Where a line holds the string "Sedaya", return that line.

--- Start of MATERIAL FOR THE TASK ---

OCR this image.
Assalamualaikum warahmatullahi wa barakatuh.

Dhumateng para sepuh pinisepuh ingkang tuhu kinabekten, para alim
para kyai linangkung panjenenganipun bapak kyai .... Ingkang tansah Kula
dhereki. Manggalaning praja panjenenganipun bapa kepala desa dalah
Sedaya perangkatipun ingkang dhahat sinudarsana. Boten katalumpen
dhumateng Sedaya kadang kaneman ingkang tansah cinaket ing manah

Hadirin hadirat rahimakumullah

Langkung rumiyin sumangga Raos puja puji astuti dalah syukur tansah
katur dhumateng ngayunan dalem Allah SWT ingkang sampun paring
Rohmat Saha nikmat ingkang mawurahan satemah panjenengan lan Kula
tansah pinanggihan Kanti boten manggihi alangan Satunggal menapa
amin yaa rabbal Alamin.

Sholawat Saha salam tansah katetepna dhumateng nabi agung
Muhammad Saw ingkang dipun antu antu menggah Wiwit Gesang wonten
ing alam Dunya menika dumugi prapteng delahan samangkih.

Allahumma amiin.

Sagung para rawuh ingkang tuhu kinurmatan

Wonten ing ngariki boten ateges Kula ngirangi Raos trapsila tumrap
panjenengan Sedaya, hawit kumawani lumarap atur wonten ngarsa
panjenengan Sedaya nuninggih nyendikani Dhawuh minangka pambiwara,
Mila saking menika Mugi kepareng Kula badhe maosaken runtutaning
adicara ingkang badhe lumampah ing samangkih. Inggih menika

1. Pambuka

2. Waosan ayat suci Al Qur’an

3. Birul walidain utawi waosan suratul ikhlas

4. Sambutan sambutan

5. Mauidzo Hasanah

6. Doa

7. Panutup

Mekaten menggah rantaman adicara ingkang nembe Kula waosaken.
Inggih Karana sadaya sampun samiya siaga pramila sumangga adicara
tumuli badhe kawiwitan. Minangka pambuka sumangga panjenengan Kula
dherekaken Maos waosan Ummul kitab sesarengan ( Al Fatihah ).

--- End of MATERIAL FOR THE TASK ---
--- Start of MATERIAL FOR THE TASK ---

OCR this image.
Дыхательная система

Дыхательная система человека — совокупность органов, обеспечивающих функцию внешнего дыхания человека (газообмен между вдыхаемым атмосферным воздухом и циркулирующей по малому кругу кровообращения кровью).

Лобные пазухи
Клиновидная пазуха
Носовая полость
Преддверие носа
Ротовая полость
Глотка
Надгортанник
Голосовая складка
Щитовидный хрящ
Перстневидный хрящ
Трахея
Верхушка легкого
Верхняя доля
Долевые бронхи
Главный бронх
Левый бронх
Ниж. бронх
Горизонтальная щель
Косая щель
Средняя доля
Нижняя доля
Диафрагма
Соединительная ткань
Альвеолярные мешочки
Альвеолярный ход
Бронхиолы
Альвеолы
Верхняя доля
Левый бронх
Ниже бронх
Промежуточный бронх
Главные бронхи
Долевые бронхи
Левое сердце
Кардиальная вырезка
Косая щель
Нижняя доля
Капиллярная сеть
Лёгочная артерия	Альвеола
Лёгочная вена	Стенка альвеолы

--- End of MATERIAL FOR THE TASK ---

[TASK ANSWER]
Sedaya perangkatipun ingkang dhahat sinudarsana. Boten katalumpen
dhumateng Sedaya kadang kaneman ingkang tansah cinaket ing manah
panjenengan Sedaya, hawit kumawani lumarap atur wonten ngarsa
panjenengan Sedaya nuninggih nyendikani Dhawuh minangka pambiwara,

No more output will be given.